# [Set exercise]
Each entry below is to be given again word for word, with no pictures.
↓↓↓
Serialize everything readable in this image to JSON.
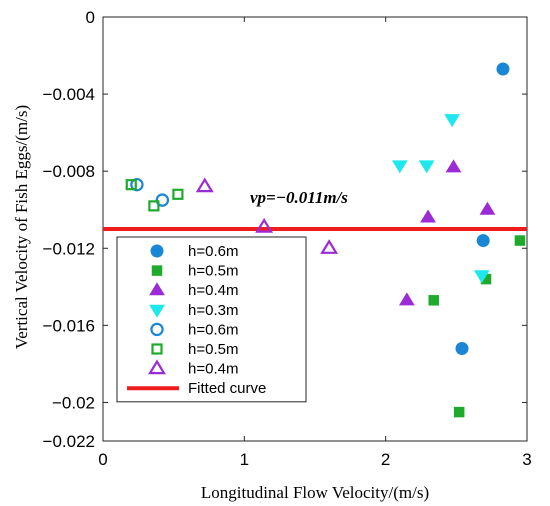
{
  "chart_data": {
    "type": "scatter",
    "xlabel": "Longitudinal Flow Velocity/(m/s)",
    "ylabel": "Vertical Velocity of Fish Eggs/(m/s)",
    "xlim": [
      0,
      3
    ],
    "ylim": [
      -0.022,
      0
    ],
    "x_ticks": [
      0,
      1,
      2,
      3
    ],
    "x_tick_labels": [
      "0",
      "1",
      "2",
      "3"
    ],
    "y_ticks": [
      0,
      -0.004,
      -0.008,
      -0.012,
      -0.016,
      -0.02,
      -0.022
    ],
    "y_tick_labels": [
      "0",
      "−0.004",
      "−0.008",
      "−0.012",
      "−0.016",
      "−0.02",
      "−0.022"
    ],
    "grid": false,
    "legend_position": "bottom-left",
    "annotation": "vp=−0.011m/s",
    "series": [
      {
        "name": "h=0.6m",
        "marker": "circle",
        "filled": true,
        "color": "#1a86d6",
        "points": [
          [
            2.83,
            -0.0027
          ],
          [
            2.69,
            -0.0116
          ],
          [
            2.54,
            -0.0172
          ]
        ]
      },
      {
        "name": "h=0.5m",
        "marker": "square",
        "filled": true,
        "color": "#1faa2c",
        "points": [
          [
            2.95,
            -0.0116
          ],
          [
            2.71,
            -0.0136
          ],
          [
            2.34,
            -0.0147
          ],
          [
            2.52,
            -0.0205
          ]
        ]
      },
      {
        "name": "h=0.4m",
        "marker": "triangle-up",
        "filled": true,
        "color": "#9c2bd6",
        "points": [
          [
            2.48,
            -0.0078
          ],
          [
            2.3,
            -0.0104
          ],
          [
            2.72,
            -0.01
          ],
          [
            2.15,
            -0.0147
          ]
        ]
      },
      {
        "name": "h=0.3m",
        "marker": "triangle-down",
        "filled": true,
        "color": "#1ee8ee",
        "points": [
          [
            2.47,
            -0.0053
          ],
          [
            2.1,
            -0.0077
          ],
          [
            2.29,
            -0.0077
          ],
          [
            2.68,
            -0.0134
          ]
        ]
      },
      {
        "name": "h=0.6m",
        "marker": "circle",
        "filled": false,
        "color": "#1a86d6",
        "points": [
          [
            0.24,
            -0.0087
          ],
          [
            0.42,
            -0.0095
          ]
        ]
      },
      {
        "name": "h=0.5m",
        "marker": "square",
        "filled": false,
        "color": "#1faa2c",
        "points": [
          [
            0.2,
            -0.0087
          ],
          [
            0.36,
            -0.0098
          ],
          [
            0.53,
            -0.0092
          ]
        ]
      },
      {
        "name": "h=0.4m",
        "marker": "triangle-up",
        "filled": false,
        "color": "#9c2bd6",
        "points": [
          [
            0.72,
            -0.0088
          ],
          [
            1.14,
            -0.0109
          ],
          [
            1.6,
            -0.012
          ]
        ]
      }
    ],
    "fitted_curve": {
      "name": "Fitted curve",
      "color": "#ee1c1c",
      "y": -0.011
    }
  }
}
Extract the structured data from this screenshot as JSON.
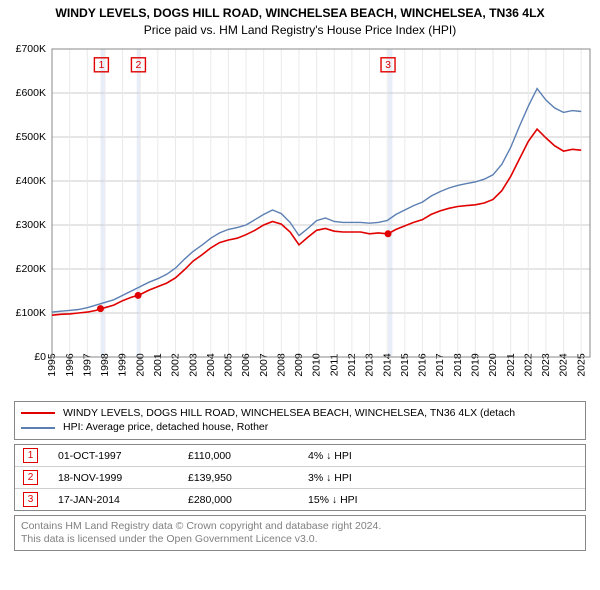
↑↑↑
# [Solution to the exercise]
Serialize everything readable in this image to JSON.
{
  "chart_data": {
    "type": "scatter",
    "xlabel": "Longitudinal Flow Velocity/(m/s)",
    "ylabel": "Vertical Velocity of Fish Eggs/(m/s)",
    "xlim": [
      0,
      3
    ],
    "ylim": [
      -0.022,
      0
    ],
    "x_ticks": [
      0,
      1,
      2,
      3
    ],
    "x_tick_labels": [
      "0",
      "1",
      "2",
      "3"
    ],
    "y_ticks": [
      0,
      -0.004,
      -0.008,
      -0.012,
      -0.016,
      -0.02,
      -0.022
    ],
    "y_tick_labels": [
      "0",
      "−0.004",
      "−0.008",
      "−0.012",
      "−0.016",
      "−0.02",
      "−0.022"
    ],
    "grid": false,
    "legend_position": "bottom-left",
    "annotation": "vp=−0.011m/s",
    "series": [
      {
        "name": "h=0.6m",
        "marker": "circle",
        "filled": true,
        "color": "#1a86d6",
        "points": [
          [
            2.83,
            -0.0027
          ],
          [
            2.69,
            -0.0116
          ],
          [
            2.54,
            -0.0172
          ]
        ]
      },
      {
        "name": "h=0.5m",
        "marker": "square",
        "filled": true,
        "color": "#1faa2c",
        "points": [
          [
            2.95,
            -0.0116
          ],
          [
            2.71,
            -0.0136
          ],
          [
            2.34,
            -0.0147
          ],
          [
            2.52,
            -0.0205
          ]
        ]
      },
      {
        "name": "h=0.4m",
        "marker": "triangle-up",
        "filled": true,
        "color": "#9c2bd6",
        "points": [
          [
            2.48,
            -0.0078
          ],
          [
            2.3,
            -0.0104
          ],
          [
            2.72,
            -0.01
          ],
          [
            2.15,
            -0.0147
          ]
        ]
      },
      {
        "name": "h=0.3m",
        "marker": "triangle-down",
        "filled": true,
        "color": "#1ee8ee",
        "points": [
          [
            2.47,
            -0.0053
          ],
          [
            2.1,
            -0.0077
          ],
          [
            2.29,
            -0.0077
          ],
          [
            2.68,
            -0.0134
          ]
        ]
      },
      {
        "name": "h=0.6m",
        "marker": "circle",
        "filled": false,
        "color": "#1a86d6",
        "points": [
          [
            0.24,
            -0.0087
          ],
          [
            0.42,
            -0.0095
          ]
        ]
      },
      {
        "name": "h=0.5m",
        "marker": "square",
        "filled": false,
        "color": "#1faa2c",
        "points": [
          [
            0.2,
            -0.0087
          ],
          [
            0.36,
            -0.0098
          ],
          [
            0.53,
            -0.0092
          ]
        ]
      },
      {
        "name": "h=0.4m",
        "marker": "triangle-up",
        "filled": false,
        "color": "#9c2bd6",
        "points": [
          [
            0.72,
            -0.0088
          ],
          [
            1.14,
            -0.0109
          ],
          [
            1.6,
            -0.012
          ]
        ]
      }
    ],
    "fitted_curve": {
      "name": "Fitted curve",
      "color": "#ee1c1c",
      "y": -0.011
    }
  }
}
Extract the structured data from this screenshot as JSON.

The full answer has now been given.